Print every entry word for word, but omit the pictures.
[Start GIVEN INFORMATION]
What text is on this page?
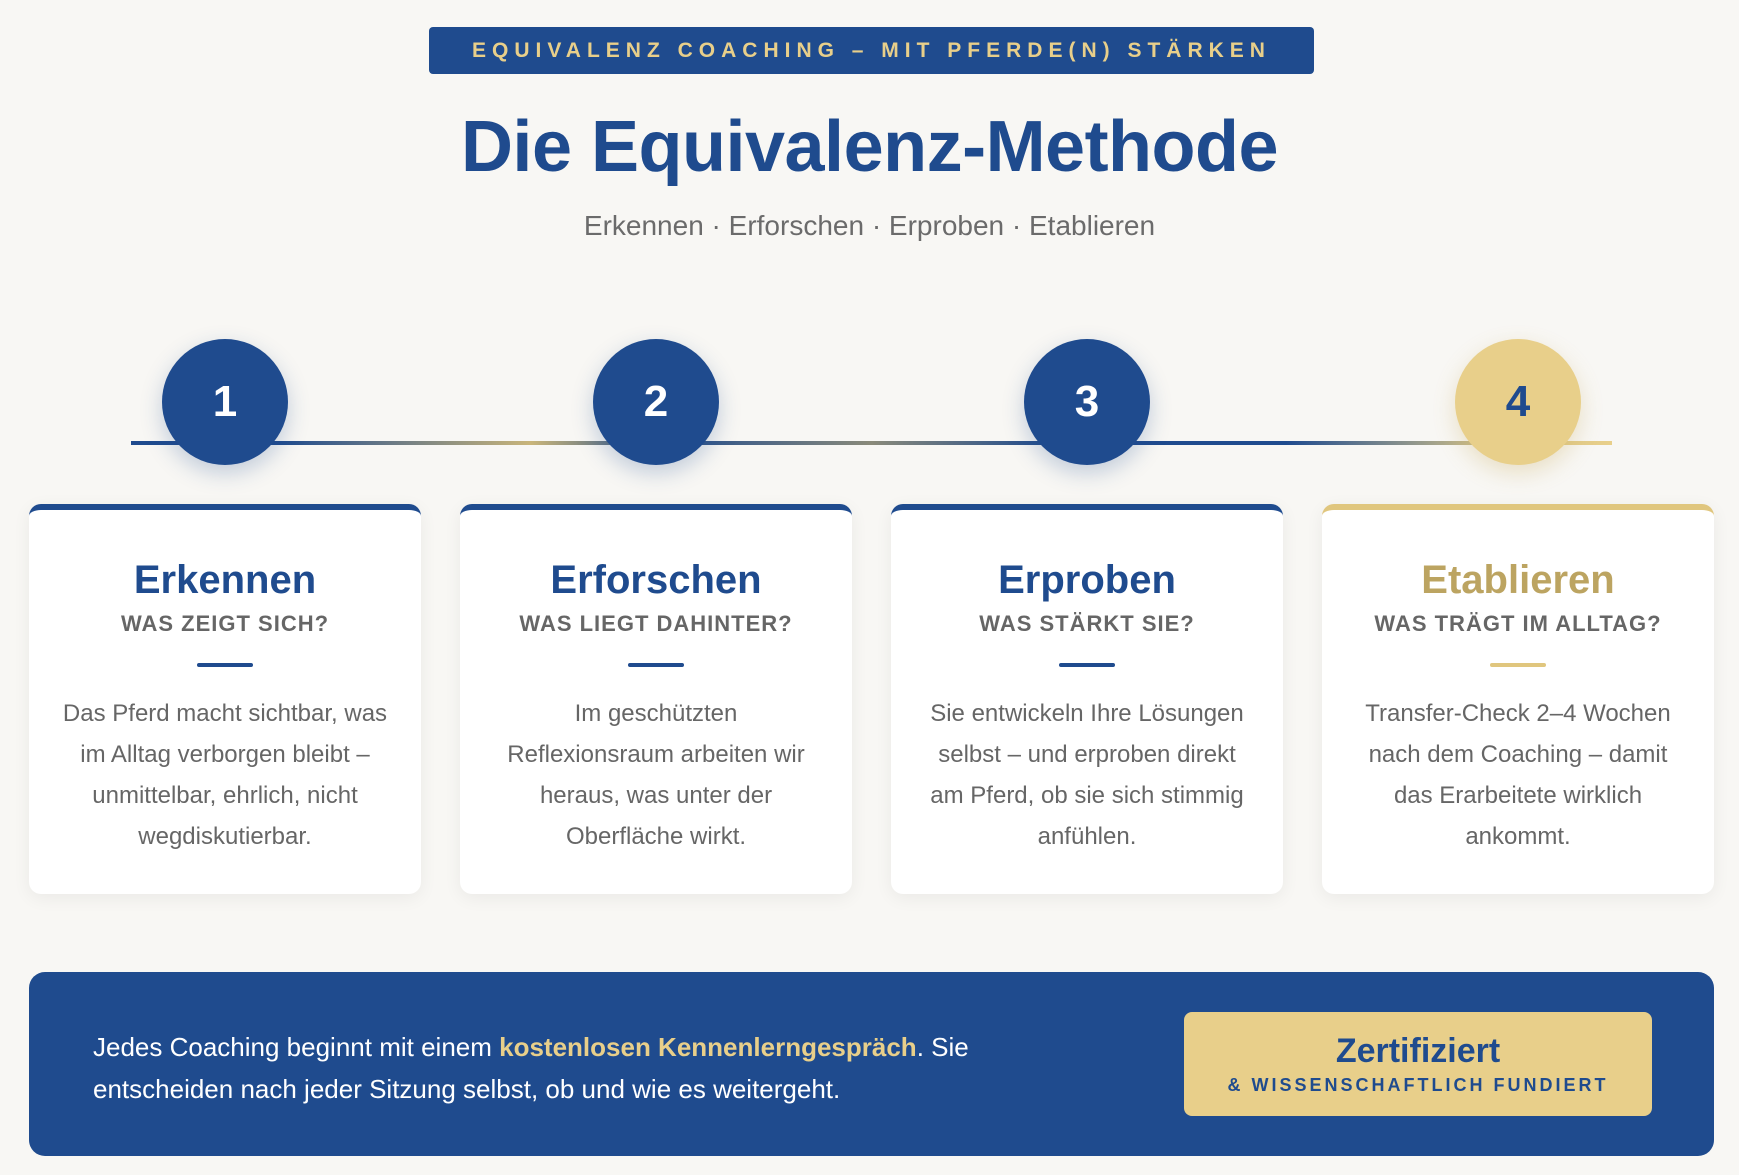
EQUIVALENZ COACHING – MIT PFERDE(N) STÄRKEN
Die Equivalenz-Methode
Erkennen · Erforschen · Erproben · Etablieren
1	2	3	4
Erkennen
WAS ZEIGT SICH?
Das Pferd macht sichtbar, was im Alltag verborgen bleibt – unmittelbar, ehrlich, nicht wegdiskutierbar.
Erforschen
WAS LIEGT DAHINTER?
Im geschützten Reflexionsraum arbeiten wir heraus, was unter der Oberfläche wirkt.
Erproben
WAS STÄRKT SIE?
Sie entwickeln Ihre Lösungen selbst – und erproben direkt am Pferd, ob sie sich stimmig anfühlen.
Etablieren
WAS TRÄGT IM ALLTAG?
Transfer-Check 2–4 Wochen nach dem Coaching – damit das Erarbeitete wirklich ankommt.

Jedes Coaching beginnt mit einem kostenlosen Kennenlerngespräch. Sie entscheiden nach jeder Sitzung selbst, ob und wie es weitergeht.

Zertifiziert
& WISSENSCHAFTLICH FUNDIERT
[End GIVEN INFORMATION]
THE RESULT:
What text is on this page?
EQUIVALENZ COACHING – MIT PFERDE(N) STÄRKEN
Die Equivalenz-Methode
Erkennen · Erforschen · Erproben · Etablieren
1	2	3	4
Erkennen
WAS ZEIGT SICH?
Das Pferd macht sichtbar, was im Alltag verborgen bleibt – unmittelbar, ehrlich, nicht wegdiskutierbar.
Erforschen
WAS LIEGT DAHINTER?
Im geschützten Reflexionsraum arbeiten wir heraus, was unter der Oberfläche wirkt.
Erproben
WAS STÄRKT SIE?
Sie entwickeln Ihre Lösungen selbst – und erproben direkt am Pferd, ob sie sich stimmig anfühlen.
Etablieren
WAS TRÄGT IM ALLTAG?
Transfer-Check 2–4 Wochen nach dem Coaching – damit das Erarbeitete wirklich ankommt.

Jedes Coaching beginnt mit einem kostenlosen Kennenlerngespräch. Sie entscheiden nach jeder Sitzung selbst, ob und wie es weitergeht.

Zertifiziert
& WISSENSCHAFTLICH FUNDIERT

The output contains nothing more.